══ Data supplied ══
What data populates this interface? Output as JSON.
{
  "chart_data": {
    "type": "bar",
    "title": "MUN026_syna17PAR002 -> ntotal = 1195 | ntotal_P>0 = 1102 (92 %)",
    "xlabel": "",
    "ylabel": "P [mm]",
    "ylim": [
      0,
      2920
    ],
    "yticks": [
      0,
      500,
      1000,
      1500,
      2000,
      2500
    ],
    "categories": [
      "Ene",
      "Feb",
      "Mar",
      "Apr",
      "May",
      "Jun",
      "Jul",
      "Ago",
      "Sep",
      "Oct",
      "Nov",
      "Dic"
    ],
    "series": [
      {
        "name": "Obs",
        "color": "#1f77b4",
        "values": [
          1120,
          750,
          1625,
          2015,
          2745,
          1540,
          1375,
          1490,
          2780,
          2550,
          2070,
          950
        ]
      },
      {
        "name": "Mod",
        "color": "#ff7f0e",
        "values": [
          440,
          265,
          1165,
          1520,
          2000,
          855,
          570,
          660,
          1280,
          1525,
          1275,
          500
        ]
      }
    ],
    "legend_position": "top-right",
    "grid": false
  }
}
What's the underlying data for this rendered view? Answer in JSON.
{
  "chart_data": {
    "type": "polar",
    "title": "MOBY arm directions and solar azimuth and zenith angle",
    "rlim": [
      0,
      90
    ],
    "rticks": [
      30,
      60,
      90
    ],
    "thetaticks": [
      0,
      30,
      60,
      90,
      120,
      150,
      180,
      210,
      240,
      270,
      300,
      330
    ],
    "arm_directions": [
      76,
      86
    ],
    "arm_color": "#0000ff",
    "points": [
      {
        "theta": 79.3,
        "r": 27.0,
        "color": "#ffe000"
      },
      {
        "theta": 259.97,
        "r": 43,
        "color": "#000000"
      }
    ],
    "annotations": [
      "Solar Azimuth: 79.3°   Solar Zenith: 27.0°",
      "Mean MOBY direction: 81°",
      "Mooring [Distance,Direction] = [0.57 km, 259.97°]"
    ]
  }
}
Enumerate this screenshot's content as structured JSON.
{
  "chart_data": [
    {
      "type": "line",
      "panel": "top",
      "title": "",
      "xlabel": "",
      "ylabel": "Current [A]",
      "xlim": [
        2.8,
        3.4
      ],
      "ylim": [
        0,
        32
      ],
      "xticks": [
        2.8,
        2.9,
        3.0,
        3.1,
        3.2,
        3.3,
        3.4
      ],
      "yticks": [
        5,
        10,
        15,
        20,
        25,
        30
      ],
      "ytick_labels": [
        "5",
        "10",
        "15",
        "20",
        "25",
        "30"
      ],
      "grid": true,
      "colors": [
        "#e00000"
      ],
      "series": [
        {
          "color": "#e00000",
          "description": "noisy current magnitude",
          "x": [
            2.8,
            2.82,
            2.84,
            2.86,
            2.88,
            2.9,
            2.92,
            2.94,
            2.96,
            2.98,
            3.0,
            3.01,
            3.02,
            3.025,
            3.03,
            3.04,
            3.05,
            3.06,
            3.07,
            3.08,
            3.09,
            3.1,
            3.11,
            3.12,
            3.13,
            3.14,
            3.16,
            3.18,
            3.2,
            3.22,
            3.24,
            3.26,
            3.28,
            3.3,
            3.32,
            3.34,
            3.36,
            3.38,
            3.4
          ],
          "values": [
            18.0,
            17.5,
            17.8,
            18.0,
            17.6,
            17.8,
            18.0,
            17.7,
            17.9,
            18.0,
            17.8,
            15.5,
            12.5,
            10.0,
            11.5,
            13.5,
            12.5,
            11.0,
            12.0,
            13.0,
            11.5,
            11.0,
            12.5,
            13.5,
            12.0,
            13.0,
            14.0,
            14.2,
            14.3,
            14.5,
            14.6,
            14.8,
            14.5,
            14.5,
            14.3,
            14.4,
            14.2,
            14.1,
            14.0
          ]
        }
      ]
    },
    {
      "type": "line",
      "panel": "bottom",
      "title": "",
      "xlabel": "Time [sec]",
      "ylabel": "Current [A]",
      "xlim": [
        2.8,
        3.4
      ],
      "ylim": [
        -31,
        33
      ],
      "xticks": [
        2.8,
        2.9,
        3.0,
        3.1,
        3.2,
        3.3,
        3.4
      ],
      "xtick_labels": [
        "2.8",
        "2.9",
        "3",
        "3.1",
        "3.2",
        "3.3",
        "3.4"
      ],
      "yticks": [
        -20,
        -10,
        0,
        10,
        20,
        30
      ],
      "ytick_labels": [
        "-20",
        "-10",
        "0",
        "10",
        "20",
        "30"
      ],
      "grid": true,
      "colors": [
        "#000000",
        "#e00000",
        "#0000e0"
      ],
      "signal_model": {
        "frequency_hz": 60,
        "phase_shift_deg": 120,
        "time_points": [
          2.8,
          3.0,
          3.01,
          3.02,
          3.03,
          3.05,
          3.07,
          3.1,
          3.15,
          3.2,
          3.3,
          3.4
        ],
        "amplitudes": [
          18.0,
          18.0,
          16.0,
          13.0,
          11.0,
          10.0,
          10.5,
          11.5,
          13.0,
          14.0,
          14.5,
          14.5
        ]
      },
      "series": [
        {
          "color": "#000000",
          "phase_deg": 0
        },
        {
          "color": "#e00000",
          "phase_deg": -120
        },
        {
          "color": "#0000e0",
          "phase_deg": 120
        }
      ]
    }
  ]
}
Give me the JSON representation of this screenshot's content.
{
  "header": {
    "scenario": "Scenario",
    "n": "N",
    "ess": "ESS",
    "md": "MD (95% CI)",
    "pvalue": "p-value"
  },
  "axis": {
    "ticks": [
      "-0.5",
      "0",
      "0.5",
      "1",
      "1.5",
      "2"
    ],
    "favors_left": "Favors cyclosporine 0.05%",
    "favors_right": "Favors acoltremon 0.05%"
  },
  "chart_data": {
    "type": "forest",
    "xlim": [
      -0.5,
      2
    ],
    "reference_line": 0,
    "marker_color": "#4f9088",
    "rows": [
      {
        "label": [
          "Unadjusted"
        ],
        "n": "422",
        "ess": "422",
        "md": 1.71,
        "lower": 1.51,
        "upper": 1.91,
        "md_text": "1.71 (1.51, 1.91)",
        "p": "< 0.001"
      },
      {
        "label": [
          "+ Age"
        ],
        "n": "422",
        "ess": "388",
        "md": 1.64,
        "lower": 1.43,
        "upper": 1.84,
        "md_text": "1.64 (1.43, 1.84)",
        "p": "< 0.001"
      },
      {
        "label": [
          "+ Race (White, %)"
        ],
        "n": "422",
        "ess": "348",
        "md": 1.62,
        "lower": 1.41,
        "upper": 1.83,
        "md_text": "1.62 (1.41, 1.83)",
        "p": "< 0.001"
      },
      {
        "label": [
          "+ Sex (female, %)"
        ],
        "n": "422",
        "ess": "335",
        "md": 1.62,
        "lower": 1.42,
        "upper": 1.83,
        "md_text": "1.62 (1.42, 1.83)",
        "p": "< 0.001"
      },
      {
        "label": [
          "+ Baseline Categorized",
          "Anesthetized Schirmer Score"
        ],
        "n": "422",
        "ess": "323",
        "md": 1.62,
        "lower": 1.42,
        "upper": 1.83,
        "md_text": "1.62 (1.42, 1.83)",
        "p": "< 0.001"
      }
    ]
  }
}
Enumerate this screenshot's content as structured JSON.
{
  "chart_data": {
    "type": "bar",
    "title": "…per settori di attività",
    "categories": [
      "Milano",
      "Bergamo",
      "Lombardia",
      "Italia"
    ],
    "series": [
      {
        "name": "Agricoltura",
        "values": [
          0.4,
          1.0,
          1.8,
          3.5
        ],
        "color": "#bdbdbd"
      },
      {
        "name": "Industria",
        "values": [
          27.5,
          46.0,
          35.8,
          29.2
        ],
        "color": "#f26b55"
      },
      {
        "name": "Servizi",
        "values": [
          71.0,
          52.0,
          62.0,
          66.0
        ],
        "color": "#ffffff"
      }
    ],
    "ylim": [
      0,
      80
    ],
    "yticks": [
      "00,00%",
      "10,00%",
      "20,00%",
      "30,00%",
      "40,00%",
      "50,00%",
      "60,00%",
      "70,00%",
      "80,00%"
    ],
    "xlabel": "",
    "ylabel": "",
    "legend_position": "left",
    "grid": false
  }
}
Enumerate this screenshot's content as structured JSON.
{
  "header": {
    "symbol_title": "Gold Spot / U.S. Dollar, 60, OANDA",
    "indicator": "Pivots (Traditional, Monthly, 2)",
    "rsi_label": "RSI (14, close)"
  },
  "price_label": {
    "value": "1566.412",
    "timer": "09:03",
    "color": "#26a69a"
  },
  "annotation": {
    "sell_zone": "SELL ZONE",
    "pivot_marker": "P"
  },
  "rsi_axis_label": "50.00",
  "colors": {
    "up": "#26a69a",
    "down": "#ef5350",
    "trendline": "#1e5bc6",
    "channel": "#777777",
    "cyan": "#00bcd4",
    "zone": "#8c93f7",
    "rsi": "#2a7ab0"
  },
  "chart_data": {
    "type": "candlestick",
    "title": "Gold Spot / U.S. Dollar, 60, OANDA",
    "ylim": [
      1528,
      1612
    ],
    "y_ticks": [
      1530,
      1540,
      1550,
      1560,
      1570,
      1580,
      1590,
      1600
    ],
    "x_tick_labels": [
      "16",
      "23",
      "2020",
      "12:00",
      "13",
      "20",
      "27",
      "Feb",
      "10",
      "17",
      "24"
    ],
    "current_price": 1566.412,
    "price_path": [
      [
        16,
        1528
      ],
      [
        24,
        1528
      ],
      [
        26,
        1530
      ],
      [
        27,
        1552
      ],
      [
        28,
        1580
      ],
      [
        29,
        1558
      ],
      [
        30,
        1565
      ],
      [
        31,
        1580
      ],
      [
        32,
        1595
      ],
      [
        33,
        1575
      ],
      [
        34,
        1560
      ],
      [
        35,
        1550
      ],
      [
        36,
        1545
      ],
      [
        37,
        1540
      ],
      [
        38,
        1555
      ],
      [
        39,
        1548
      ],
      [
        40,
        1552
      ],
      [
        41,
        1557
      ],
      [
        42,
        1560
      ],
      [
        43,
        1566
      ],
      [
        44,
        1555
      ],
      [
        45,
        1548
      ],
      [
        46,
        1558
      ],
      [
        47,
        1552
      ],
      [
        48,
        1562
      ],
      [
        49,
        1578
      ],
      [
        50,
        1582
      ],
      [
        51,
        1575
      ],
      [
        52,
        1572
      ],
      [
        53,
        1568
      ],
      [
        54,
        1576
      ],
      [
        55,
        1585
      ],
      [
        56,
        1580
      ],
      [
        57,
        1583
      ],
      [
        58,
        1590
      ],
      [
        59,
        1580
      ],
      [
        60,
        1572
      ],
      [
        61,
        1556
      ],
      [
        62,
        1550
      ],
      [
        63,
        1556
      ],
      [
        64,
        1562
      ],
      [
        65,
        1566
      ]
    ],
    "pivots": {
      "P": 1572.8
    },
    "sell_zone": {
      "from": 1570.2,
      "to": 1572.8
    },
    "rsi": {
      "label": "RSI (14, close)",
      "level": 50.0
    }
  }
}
═══
**Task statement:** In the entries above, find each line with the word "xlabel" and show it.

**Final answer:**
    "xlabel": "",
      "xlabel": "",
      "xlabel": "Time [sec]",
    "xlabel": "",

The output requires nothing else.